**To do**
Each record should be written out exactly as given.

**Information supplied**
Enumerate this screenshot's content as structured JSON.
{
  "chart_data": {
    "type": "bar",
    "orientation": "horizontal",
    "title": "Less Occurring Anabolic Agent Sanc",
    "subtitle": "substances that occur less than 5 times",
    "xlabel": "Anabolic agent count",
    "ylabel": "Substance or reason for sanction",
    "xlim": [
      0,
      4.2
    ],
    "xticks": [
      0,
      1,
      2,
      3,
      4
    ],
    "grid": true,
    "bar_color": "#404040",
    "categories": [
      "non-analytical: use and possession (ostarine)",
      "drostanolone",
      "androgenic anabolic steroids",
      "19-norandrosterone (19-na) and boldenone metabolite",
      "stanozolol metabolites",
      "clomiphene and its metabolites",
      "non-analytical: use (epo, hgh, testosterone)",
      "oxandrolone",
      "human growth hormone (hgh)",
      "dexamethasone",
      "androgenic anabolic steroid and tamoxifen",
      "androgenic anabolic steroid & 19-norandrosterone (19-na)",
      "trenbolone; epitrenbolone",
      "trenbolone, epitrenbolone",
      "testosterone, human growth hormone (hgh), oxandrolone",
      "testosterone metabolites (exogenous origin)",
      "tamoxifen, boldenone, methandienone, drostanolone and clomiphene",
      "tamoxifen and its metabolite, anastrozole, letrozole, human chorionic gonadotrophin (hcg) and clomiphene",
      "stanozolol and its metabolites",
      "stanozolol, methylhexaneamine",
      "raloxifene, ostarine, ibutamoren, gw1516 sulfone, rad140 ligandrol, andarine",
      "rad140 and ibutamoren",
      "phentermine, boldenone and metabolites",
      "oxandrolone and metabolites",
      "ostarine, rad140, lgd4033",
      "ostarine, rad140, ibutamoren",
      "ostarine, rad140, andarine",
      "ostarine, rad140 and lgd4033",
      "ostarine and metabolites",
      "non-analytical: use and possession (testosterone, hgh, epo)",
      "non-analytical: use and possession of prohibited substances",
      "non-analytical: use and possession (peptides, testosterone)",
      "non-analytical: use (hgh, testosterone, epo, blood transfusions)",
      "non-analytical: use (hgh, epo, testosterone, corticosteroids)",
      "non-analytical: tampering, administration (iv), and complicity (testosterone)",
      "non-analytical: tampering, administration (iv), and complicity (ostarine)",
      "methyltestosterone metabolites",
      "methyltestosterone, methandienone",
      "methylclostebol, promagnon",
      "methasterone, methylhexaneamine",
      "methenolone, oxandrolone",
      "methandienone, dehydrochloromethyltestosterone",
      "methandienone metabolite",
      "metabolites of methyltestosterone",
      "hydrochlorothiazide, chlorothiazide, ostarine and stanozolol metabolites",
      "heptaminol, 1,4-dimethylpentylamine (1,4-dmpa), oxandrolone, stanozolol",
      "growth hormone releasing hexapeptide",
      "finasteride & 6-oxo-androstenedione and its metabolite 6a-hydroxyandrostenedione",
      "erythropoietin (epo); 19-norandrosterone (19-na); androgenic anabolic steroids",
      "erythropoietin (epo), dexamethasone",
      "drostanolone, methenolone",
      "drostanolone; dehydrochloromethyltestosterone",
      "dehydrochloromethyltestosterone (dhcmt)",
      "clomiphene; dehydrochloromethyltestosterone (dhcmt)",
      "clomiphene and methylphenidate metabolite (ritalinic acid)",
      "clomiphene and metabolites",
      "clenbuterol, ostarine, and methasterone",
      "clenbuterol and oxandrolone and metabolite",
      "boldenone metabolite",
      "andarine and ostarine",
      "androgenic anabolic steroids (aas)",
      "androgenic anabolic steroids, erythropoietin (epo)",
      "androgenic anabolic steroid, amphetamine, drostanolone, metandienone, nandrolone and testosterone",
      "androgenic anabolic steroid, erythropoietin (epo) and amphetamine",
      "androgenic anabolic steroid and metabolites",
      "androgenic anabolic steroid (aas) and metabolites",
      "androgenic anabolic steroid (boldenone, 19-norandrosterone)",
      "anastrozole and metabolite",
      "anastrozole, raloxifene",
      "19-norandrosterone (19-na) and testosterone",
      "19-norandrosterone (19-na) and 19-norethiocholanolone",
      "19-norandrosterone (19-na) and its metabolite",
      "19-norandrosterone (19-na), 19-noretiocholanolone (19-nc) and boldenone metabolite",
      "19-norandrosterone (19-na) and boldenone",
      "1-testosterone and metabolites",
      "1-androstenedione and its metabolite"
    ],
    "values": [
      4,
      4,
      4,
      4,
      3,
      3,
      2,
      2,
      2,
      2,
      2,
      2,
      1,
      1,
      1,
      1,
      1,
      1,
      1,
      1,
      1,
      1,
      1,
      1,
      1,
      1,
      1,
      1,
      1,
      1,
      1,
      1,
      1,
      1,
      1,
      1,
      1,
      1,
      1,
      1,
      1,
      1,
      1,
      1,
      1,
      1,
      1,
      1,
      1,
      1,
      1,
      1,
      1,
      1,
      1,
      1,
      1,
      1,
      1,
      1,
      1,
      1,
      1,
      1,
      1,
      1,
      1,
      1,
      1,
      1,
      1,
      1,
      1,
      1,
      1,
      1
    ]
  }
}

**Response box**
Enumerate this screenshot's content as structured JSON.
{
  "chart_data": {
    "type": "bar",
    "orientation": "horizontal",
    "title": "Less Occurring Anabolic Agent Sanc",
    "subtitle": "substances that occur less than 5 times",
    "xlabel": "Anabolic agent count",
    "ylabel": "Substance or reason for sanction",
    "xlim": [
      0,
      4.2
    ],
    "xticks": [
      0,
      1,
      2,
      3,
      4
    ],
    "grid": true,
    "bar_color": "#404040",
    "categories": [
      "non-analytical: use and possession (ostarine)",
      "drostanolone",
      "androgenic anabolic steroids",
      "19-norandrosterone (19-na) and boldenone metabolite",
      "stanozolol metabolites",
      "clomiphene and its metabolites",
      "non-analytical: use (epo, hgh, testosterone)",
      "oxandrolone",
      "human growth hormone (hgh)",
      "dexamethasone",
      "androgenic anabolic steroid and tamoxifen",
      "androgenic anabolic steroid & 19-norandrosterone (19-na)",
      "trenbolone; epitrenbolone",
      "trenbolone, epitrenbolone",
      "testosterone, human growth hormone (hgh), oxandrolone",
      "testosterone metabolites (exogenous origin)",
      "tamoxifen, boldenone, methandienone, drostanolone and clomiphene",
      "tamoxifen and its metabolite, anastrozole, letrozole, human chorionic gonadotrophin (hcg) and clomiphene",
      "stanozolol and its metabolites",
      "stanozolol, methylhexaneamine",
      "raloxifene, ostarine, ibutamoren, gw1516 sulfone, rad140 ligandrol, andarine",
      "rad140 and ibutamoren",
      "phentermine, boldenone and metabolites",
      "oxandrolone and metabolites",
      "ostarine, rad140, lgd4033",
      "ostarine, rad140, ibutamoren",
      "ostarine, rad140, andarine",
      "ostarine, rad140 and lgd4033",
      "ostarine and metabolites",
      "non-analytical: use and possession (testosterone, hgh, epo)",
      "non-analytical: use and possession of prohibited substances",
      "non-analytical: use and possession (peptides, testosterone)",
      "non-analytical: use (hgh, testosterone, epo, blood transfusions)",
      "non-analytical: use (hgh, epo, testosterone, corticosteroids)",
      "non-analytical: tampering, administration (iv), and complicity (testosterone)",
      "non-analytical: tampering, administration (iv), and complicity (ostarine)",
      "methyltestosterone metabolites",
      "methyltestosterone, methandienone",
      "methylclostebol, promagnon",
      "methasterone, methylhexaneamine",
      "methenolone, oxandrolone",
      "methandienone, dehydrochloromethyltestosterone",
      "methandienone metabolite",
      "metabolites of methyltestosterone",
      "hydrochlorothiazide, chlorothiazide, ostarine and stanozolol metabolites",
      "heptaminol, 1,4-dimethylpentylamine (1,4-dmpa), oxandrolone, stanozolol",
      "growth hormone releasing hexapeptide",
      "finasteride & 6-oxo-androstenedione and its metabolite 6a-hydroxyandrostenedione",
      "erythropoietin (epo); 19-norandrosterone (19-na); androgenic anabolic steroids",
      "erythropoietin (epo), dexamethasone",
      "drostanolone, methenolone",
      "drostanolone; dehydrochloromethyltestosterone",
      "dehydrochloromethyltestosterone (dhcmt)",
      "clomiphene; dehydrochloromethyltestosterone (dhcmt)",
      "clomiphene and methylphenidate metabolite (ritalinic acid)",
      "clomiphene and metabolites",
      "clenbuterol, ostarine, and methasterone",
      "clenbuterol and oxandrolone and metabolite",
      "boldenone metabolite",
      "andarine and ostarine",
      "androgenic anabolic steroids (aas)",
      "androgenic anabolic steroids, erythropoietin (epo)",
      "androgenic anabolic steroid, amphetamine, drostanolone, metandienone, nandrolone and testosterone",
      "androgenic anabolic steroid, erythropoietin (epo) and amphetamine",
      "androgenic anabolic steroid and metabolites",
      "androgenic anabolic steroid (aas) and metabolites",
      "androgenic anabolic steroid (boldenone, 19-norandrosterone)",
      "anastrozole and metabolite",
      "anastrozole, raloxifene",
      "19-norandrosterone (19-na) and testosterone",
      "19-norandrosterone (19-na) and 19-norethiocholanolone",
      "19-norandrosterone (19-na) and its metabolite",
      "19-norandrosterone (19-na), 19-noretiocholanolone (19-nc) and boldenone metabolite",
      "19-norandrosterone (19-na) and boldenone",
      "1-testosterone and metabolites",
      "1-androstenedione and its metabolite"
    ],
    "values": [
      4,
      4,
      4,
      4,
      3,
      3,
      2,
      2,
      2,
      2,
      2,
      2,
      1,
      1,
      1,
      1,
      1,
      1,
      1,
      1,
      1,
      1,
      1,
      1,
      1,
      1,
      1,
      1,
      1,
      1,
      1,
      1,
      1,
      1,
      1,
      1,
      1,
      1,
      1,
      1,
      1,
      1,
      1,
      1,
      1,
      1,
      1,
      1,
      1,
      1,
      1,
      1,
      1,
      1,
      1,
      1,
      1,
      1,
      1,
      1,
      1,
      1,
      1,
      1,
      1,
      1,
      1,
      1,
      1,
      1,
      1,
      1,
      1,
      1,
      1,
      1
    ]
  }
}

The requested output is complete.